─── Records to use

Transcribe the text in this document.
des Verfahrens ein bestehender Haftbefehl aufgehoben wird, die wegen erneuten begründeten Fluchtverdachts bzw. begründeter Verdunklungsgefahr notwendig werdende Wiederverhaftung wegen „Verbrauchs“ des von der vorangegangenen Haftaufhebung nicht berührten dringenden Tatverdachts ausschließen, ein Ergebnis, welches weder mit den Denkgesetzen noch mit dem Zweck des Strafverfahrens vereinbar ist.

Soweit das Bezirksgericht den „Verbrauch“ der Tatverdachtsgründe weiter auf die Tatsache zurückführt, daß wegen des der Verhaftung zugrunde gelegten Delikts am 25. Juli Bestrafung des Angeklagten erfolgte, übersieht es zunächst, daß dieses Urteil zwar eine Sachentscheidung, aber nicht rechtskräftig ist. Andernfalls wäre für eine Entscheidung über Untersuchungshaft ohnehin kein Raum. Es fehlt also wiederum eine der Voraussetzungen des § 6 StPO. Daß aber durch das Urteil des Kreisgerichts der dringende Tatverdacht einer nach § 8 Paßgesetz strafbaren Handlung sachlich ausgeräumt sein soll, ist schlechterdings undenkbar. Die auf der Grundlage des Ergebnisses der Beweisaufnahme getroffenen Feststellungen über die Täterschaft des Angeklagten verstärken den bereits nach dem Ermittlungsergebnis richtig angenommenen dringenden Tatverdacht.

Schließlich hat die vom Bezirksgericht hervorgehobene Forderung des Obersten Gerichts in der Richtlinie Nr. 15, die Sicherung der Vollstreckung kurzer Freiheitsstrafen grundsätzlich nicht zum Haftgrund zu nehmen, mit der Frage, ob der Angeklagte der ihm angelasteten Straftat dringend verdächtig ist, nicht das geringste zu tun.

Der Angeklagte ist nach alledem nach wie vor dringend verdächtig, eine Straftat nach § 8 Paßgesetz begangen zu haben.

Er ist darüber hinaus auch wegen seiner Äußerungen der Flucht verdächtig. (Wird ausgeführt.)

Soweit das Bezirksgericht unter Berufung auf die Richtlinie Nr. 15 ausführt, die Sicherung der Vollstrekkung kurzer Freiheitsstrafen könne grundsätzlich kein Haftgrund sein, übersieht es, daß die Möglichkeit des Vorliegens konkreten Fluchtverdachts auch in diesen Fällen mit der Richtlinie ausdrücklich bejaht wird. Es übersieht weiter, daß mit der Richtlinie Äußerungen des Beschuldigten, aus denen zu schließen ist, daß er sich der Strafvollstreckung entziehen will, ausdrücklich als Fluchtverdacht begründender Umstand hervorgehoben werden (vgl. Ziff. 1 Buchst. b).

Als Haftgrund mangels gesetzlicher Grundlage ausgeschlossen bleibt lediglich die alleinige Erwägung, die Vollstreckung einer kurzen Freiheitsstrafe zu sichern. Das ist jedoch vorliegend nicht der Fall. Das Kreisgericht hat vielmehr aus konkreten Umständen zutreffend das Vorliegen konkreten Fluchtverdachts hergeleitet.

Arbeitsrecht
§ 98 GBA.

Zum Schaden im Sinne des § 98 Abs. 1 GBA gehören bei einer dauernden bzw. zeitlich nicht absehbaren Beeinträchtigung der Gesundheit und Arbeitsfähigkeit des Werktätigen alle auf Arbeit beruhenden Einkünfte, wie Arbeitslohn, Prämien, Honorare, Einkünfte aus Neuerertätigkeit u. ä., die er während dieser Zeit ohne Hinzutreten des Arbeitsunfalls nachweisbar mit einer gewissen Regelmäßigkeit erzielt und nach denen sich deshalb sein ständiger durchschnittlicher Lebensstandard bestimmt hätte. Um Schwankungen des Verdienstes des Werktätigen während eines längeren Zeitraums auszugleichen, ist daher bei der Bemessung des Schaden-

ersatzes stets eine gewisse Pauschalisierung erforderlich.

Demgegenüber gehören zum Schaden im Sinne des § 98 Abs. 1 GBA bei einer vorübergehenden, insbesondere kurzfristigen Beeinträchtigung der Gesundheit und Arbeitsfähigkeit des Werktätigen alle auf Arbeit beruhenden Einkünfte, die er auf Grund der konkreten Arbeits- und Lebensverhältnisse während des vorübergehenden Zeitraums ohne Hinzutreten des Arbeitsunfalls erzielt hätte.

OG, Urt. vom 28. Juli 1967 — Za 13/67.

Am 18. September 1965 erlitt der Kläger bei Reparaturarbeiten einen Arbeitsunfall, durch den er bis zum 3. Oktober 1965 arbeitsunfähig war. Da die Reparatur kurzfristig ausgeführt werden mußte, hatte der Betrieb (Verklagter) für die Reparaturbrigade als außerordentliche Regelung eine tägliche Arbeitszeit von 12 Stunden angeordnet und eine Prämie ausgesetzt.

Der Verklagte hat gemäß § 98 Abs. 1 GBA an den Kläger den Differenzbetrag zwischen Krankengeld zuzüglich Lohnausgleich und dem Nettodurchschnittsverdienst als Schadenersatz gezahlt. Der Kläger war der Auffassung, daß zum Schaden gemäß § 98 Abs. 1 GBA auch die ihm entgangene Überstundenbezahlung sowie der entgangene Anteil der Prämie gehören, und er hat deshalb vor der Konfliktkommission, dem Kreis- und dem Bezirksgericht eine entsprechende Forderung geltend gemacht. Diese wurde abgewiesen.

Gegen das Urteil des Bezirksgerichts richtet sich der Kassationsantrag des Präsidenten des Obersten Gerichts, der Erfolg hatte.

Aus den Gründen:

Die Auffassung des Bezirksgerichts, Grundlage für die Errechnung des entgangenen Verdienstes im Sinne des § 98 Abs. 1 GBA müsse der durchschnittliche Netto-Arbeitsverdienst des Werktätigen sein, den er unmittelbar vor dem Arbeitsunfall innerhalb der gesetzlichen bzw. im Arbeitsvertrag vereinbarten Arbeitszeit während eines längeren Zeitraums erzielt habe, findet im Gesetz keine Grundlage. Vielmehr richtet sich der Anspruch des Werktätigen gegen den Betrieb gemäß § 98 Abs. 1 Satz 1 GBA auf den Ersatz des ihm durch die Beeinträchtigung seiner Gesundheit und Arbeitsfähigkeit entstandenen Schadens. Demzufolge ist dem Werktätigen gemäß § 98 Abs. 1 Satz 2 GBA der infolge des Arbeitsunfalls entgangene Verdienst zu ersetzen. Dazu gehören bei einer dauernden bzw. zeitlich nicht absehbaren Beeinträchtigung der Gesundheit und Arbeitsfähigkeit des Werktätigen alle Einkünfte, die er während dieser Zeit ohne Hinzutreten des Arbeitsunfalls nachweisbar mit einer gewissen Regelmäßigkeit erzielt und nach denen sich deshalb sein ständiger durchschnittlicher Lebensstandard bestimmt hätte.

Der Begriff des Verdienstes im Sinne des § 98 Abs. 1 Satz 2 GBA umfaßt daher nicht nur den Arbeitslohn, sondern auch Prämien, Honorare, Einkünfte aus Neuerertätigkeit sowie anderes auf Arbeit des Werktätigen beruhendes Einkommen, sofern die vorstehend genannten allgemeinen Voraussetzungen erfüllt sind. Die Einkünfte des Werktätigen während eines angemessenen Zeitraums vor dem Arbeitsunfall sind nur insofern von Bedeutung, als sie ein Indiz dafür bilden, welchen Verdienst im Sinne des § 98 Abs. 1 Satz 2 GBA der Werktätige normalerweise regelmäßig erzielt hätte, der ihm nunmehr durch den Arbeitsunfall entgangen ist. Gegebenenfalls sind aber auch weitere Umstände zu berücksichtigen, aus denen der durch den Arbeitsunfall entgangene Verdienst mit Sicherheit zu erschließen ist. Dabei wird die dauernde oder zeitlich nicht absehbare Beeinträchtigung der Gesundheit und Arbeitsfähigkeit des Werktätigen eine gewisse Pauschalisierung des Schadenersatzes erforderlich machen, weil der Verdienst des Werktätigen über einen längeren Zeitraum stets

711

──────

* [Task requirements]:
From the data, collect all lines where the string "Straftat" appears.

* [Completed task]:
Schließlich hat die vom Bezirksgericht hervorgehobene Forderung des Obersten Gerichts in der Richtlinie Nr. 15, die Sicherung der Vollstreckung kurzer Freiheitsstrafen grundsätzlich nicht zum Haftgrund zu nehmen, mit der Frage, ob der Angeklagte der ihm angelasteten Straftat dringend verdächtig ist, nicht das geringste zu tun.
Der Angeklagte ist nach alledem nach wie vor dringend verdächtig, eine Straftat nach § 8 Paßgesetz begangen zu haben.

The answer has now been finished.